-- DATA SUPPLIED start --

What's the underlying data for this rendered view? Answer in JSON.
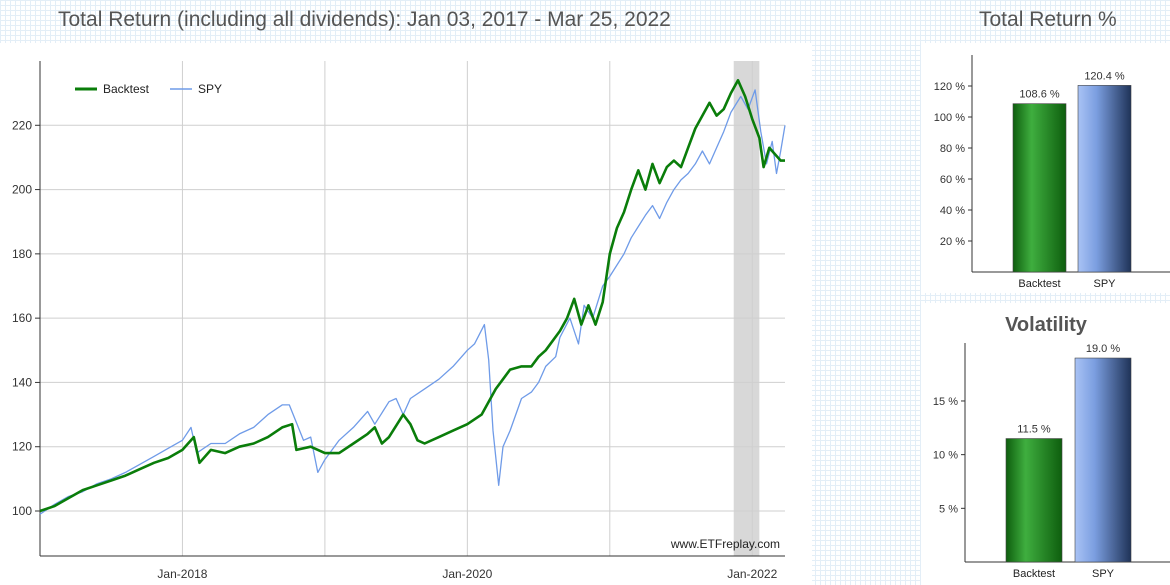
{
  "page": {
    "title": "Total Return (including all dividends): Jan 03, 2017 - Mar 25, 2022",
    "side_title": "Total Return %",
    "watermark": "www.ETFreplay.com"
  },
  "chart_data": [
    {
      "type": "line",
      "x_ticks": [
        "Jan-2018",
        "Jan-2020",
        "Jan-2022"
      ],
      "y_ticks": [
        "100",
        "120",
        "140",
        "160",
        "180",
        "200",
        "220"
      ],
      "ylim": [
        86,
        240
      ],
      "x_range": [
        2017.0,
        2022.23
      ],
      "grid": true,
      "legend_position": "top-left",
      "highlight_range": [
        2021.87,
        2022.05
      ],
      "series": [
        {
          "name": "Backtest",
          "color": "#0a7d0a",
          "points": [
            [
              2017.0,
              100
            ],
            [
              2017.1,
              101.5
            ],
            [
              2017.2,
              104
            ],
            [
              2017.3,
              106.5
            ],
            [
              2017.4,
              108
            ],
            [
              2017.5,
              109.5
            ],
            [
              2017.6,
              111
            ],
            [
              2017.7,
              113
            ],
            [
              2017.8,
              115
            ],
            [
              2017.9,
              116.5
            ],
            [
              2018.0,
              119
            ],
            [
              2018.08,
              123
            ],
            [
              2018.12,
              115
            ],
            [
              2018.2,
              119
            ],
            [
              2018.3,
              118
            ],
            [
              2018.4,
              120
            ],
            [
              2018.5,
              121
            ],
            [
              2018.6,
              123
            ],
            [
              2018.7,
              126
            ],
            [
              2018.77,
              127
            ],
            [
              2018.8,
              119
            ],
            [
              2018.9,
              120
            ],
            [
              2019.0,
              118
            ],
            [
              2019.1,
              118
            ],
            [
              2019.2,
              121
            ],
            [
              2019.3,
              124
            ],
            [
              2019.35,
              126
            ],
            [
              2019.4,
              121
            ],
            [
              2019.45,
              123
            ],
            [
              2019.55,
              130
            ],
            [
              2019.6,
              127
            ],
            [
              2019.65,
              122
            ],
            [
              2019.7,
              121
            ],
            [
              2019.8,
              123
            ],
            [
              2019.9,
              125
            ],
            [
              2020.0,
              127
            ],
            [
              2020.1,
              130
            ],
            [
              2020.15,
              134
            ],
            [
              2020.2,
              138
            ],
            [
              2020.25,
              141
            ],
            [
              2020.3,
              144
            ],
            [
              2020.38,
              145
            ],
            [
              2020.45,
              145
            ],
            [
              2020.5,
              148
            ],
            [
              2020.55,
              150
            ],
            [
              2020.65,
              156
            ],
            [
              2020.7,
              160
            ],
            [
              2020.75,
              166
            ],
            [
              2020.8,
              158
            ],
            [
              2020.85,
              164
            ],
            [
              2020.9,
              158
            ],
            [
              2020.95,
              165
            ],
            [
              2021.0,
              180
            ],
            [
              2021.05,
              188
            ],
            [
              2021.1,
              193
            ],
            [
              2021.15,
              200
            ],
            [
              2021.2,
              206
            ],
            [
              2021.25,
              200
            ],
            [
              2021.3,
              208
            ],
            [
              2021.35,
              202
            ],
            [
              2021.4,
              207
            ],
            [
              2021.45,
              209
            ],
            [
              2021.5,
              207
            ],
            [
              2021.55,
              213
            ],
            [
              2021.6,
              219
            ],
            [
              2021.65,
              223
            ],
            [
              2021.7,
              227
            ],
            [
              2021.75,
              223
            ],
            [
              2021.8,
              225
            ],
            [
              2021.85,
              230
            ],
            [
              2021.9,
              234
            ],
            [
              2021.95,
              229
            ],
            [
              2022.0,
              222
            ],
            [
              2022.05,
              216
            ],
            [
              2022.08,
              207
            ],
            [
              2022.12,
              213
            ],
            [
              2022.16,
              211
            ],
            [
              2022.2,
              209
            ],
            [
              2022.23,
              209
            ]
          ]
        },
        {
          "name": "SPY",
          "color": "#6f9be8",
          "points": [
            [
              2017.0,
              99
            ],
            [
              2017.1,
              102
            ],
            [
              2017.2,
              104.5
            ],
            [
              2017.3,
              106
            ],
            [
              2017.4,
              108.5
            ],
            [
              2017.5,
              110
            ],
            [
              2017.6,
              112
            ],
            [
              2017.7,
              114.5
            ],
            [
              2017.8,
              117
            ],
            [
              2017.9,
              119.5
            ],
            [
              2018.0,
              122
            ],
            [
              2018.06,
              126
            ],
            [
              2018.1,
              118
            ],
            [
              2018.2,
              121
            ],
            [
              2018.3,
              121
            ],
            [
              2018.4,
              124
            ],
            [
              2018.5,
              126
            ],
            [
              2018.6,
              130
            ],
            [
              2018.7,
              133
            ],
            [
              2018.75,
              133
            ],
            [
              2018.85,
              122
            ],
            [
              2018.9,
              123
            ],
            [
              2018.95,
              112
            ],
            [
              2019.0,
              116
            ],
            [
              2019.1,
              122
            ],
            [
              2019.2,
              126
            ],
            [
              2019.3,
              131
            ],
            [
              2019.35,
              127
            ],
            [
              2019.45,
              134
            ],
            [
              2019.5,
              135
            ],
            [
              2019.55,
              130
            ],
            [
              2019.6,
              135
            ],
            [
              2019.7,
              138
            ],
            [
              2019.8,
              141
            ],
            [
              2019.9,
              145
            ],
            [
              2020.0,
              150
            ],
            [
              2020.05,
              152
            ],
            [
              2020.12,
              158
            ],
            [
              2020.15,
              147
            ],
            [
              2020.18,
              125
            ],
            [
              2020.22,
              108
            ],
            [
              2020.25,
              120
            ],
            [
              2020.3,
              125
            ],
            [
              2020.38,
              135
            ],
            [
              2020.45,
              137
            ],
            [
              2020.5,
              140
            ],
            [
              2020.55,
              145
            ],
            [
              2020.62,
              148
            ],
            [
              2020.65,
              154
            ],
            [
              2020.72,
              160
            ],
            [
              2020.78,
              152
            ],
            [
              2020.82,
              164
            ],
            [
              2020.88,
              160
            ],
            [
              2020.95,
              170
            ],
            [
              2021.0,
              173
            ],
            [
              2021.1,
              180
            ],
            [
              2021.15,
              185
            ],
            [
              2021.25,
              192
            ],
            [
              2021.3,
              195
            ],
            [
              2021.35,
              191
            ],
            [
              2021.4,
              196
            ],
            [
              2021.45,
              200
            ],
            [
              2021.5,
              203
            ],
            [
              2021.55,
              205
            ],
            [
              2021.6,
              208
            ],
            [
              2021.65,
              212
            ],
            [
              2021.7,
              208
            ],
            [
              2021.75,
              213
            ],
            [
              2021.8,
              218
            ],
            [
              2021.85,
              224
            ],
            [
              2021.92,
              229
            ],
            [
              2021.97,
              225
            ],
            [
              2022.02,
              231
            ],
            [
              2022.06,
              218
            ],
            [
              2022.1,
              208
            ],
            [
              2022.14,
              215
            ],
            [
              2022.17,
              205
            ],
            [
              2022.2,
              212
            ],
            [
              2022.23,
              220
            ]
          ]
        }
      ]
    },
    {
      "type": "bar",
      "title": "",
      "categories": [
        "Backtest",
        "SPY"
      ],
      "values": [
        108.6,
        120.4
      ],
      "value_labels": [
        "108.6 %",
        "120.4 %"
      ],
      "y_ticks": [
        "20 %",
        "40 %",
        "60 %",
        "80 %",
        "100 %",
        "120 %"
      ],
      "ylim": [
        0,
        140
      ],
      "colors": [
        "#1f8a1f",
        "#7b9ee0"
      ]
    },
    {
      "type": "bar",
      "title": "Volatility",
      "categories": [
        "Backtest",
        "SPY"
      ],
      "values": [
        11.5,
        19.0
      ],
      "value_labels": [
        "11.5 %",
        "19.0 %"
      ],
      "y_ticks": [
        "5 %",
        "10 %",
        "15 %"
      ],
      "ylim": [
        0,
        20.4
      ],
      "colors": [
        "#1f8a1f",
        "#7b9ee0"
      ]
    }
  ]
}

-- DATA SUPPLIED end --

### PROBLEM DESCRIPTION
Each line in the listing above that contains "Return" should be copied.

### REPLY TO THE TASK
    "title": "Total Return (including all dividends): Jan 03, 2017 - Mar 25, 2022",
    "side_title": "Total Return %",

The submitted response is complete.